## YOUR GOAL
Return all lines below containing the word "REPÓRTER".

Stored entries:
[START]
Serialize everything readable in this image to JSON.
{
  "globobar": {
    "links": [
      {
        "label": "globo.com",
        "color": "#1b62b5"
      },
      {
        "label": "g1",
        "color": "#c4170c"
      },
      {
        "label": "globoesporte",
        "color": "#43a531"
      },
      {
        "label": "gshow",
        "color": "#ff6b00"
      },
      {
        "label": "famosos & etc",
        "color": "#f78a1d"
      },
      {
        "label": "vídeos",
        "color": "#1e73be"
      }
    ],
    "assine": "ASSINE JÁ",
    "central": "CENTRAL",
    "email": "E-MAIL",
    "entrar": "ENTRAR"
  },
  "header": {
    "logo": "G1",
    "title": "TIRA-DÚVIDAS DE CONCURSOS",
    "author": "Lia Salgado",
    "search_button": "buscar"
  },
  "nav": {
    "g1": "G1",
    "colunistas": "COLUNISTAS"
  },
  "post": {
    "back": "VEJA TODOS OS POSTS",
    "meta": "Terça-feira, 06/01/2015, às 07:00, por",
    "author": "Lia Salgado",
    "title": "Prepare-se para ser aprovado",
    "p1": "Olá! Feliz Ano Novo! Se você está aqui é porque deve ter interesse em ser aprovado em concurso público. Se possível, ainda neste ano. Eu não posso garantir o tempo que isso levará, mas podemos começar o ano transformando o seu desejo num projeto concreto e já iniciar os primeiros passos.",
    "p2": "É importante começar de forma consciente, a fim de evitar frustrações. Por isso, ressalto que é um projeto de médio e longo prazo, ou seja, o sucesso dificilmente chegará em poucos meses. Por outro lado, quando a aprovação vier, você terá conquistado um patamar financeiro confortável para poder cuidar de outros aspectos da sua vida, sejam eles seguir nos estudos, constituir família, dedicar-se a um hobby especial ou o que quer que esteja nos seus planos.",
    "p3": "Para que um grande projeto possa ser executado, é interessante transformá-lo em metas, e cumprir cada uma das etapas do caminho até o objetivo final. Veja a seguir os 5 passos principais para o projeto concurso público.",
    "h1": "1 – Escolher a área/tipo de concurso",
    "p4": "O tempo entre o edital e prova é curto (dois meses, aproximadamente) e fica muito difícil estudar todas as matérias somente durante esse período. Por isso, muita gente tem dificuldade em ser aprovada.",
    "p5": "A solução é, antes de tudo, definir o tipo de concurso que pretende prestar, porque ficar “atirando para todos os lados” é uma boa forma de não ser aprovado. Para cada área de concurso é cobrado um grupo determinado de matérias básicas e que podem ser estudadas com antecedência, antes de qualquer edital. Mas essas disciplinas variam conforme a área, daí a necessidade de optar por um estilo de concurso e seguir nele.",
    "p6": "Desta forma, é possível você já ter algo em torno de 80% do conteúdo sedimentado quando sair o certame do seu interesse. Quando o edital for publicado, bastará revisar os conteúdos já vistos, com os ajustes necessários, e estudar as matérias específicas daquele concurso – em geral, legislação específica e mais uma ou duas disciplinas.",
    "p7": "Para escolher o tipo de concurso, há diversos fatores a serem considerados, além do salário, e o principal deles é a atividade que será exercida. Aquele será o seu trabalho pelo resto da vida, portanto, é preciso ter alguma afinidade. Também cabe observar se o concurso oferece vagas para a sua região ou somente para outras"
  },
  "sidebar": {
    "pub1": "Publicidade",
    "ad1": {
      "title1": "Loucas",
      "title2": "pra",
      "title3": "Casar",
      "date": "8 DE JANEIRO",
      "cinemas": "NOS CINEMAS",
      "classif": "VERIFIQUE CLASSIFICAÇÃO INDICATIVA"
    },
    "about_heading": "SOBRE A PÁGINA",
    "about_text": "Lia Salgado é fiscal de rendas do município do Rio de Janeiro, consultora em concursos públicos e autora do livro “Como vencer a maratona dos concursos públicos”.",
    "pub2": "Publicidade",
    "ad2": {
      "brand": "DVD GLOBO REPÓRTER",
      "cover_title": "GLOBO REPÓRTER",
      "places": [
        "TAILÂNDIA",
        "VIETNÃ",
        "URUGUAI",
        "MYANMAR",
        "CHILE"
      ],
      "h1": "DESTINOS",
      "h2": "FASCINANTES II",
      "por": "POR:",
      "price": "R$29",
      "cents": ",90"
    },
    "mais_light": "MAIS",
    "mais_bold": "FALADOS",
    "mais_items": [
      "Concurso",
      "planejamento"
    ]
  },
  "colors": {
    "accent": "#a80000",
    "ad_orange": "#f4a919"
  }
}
[END]
## EXERCISE SOLUTION
      "brand": "DVD GLOBO REPÓRTER",
      "cover_title": "GLOBO REPÓRTER",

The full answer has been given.